[Excerpts from a dataset]
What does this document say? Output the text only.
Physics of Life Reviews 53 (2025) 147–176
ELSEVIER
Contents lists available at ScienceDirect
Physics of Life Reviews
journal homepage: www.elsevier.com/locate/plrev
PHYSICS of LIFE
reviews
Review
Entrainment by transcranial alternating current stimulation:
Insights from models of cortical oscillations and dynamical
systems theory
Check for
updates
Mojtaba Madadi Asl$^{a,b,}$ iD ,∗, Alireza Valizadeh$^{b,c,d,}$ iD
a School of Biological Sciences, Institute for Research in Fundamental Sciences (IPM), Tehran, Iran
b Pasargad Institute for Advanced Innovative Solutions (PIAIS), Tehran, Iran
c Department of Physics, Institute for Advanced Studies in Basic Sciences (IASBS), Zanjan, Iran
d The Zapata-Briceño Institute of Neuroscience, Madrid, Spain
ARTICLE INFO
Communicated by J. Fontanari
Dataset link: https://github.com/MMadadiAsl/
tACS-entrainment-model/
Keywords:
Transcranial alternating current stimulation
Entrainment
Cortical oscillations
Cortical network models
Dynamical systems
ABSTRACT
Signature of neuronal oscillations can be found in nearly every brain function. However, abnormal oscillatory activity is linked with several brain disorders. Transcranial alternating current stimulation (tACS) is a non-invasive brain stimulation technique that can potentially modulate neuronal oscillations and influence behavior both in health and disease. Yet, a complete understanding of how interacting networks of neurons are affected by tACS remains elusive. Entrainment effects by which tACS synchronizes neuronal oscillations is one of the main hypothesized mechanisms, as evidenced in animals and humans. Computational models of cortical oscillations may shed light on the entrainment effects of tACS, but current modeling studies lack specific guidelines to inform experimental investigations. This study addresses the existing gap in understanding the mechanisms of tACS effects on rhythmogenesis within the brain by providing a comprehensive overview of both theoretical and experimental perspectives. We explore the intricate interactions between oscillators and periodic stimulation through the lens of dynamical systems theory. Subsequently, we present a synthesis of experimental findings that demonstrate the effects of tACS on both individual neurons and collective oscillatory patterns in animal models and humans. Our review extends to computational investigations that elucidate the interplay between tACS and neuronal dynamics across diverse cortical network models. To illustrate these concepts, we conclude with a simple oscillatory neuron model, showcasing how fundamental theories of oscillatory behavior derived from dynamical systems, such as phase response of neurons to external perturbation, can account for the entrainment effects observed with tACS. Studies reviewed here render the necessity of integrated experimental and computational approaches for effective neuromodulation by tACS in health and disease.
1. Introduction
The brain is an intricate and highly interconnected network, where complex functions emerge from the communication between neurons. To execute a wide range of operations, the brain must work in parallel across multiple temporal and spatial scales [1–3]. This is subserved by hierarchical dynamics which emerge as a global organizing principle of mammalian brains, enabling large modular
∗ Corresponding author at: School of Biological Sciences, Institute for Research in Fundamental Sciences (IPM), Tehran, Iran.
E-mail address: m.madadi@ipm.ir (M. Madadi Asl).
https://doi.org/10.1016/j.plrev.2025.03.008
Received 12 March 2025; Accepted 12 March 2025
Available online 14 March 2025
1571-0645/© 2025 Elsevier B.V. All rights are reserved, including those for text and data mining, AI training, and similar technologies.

▶ _EXERCISE INSTRUCTIONS_
When a line in the data contains "plrev", return it as written.

▶ _RESULT_
journal homepage: www.elsevier.com/locate/plrev
https://doi.org/10.1016/j.plrev.2025.03.008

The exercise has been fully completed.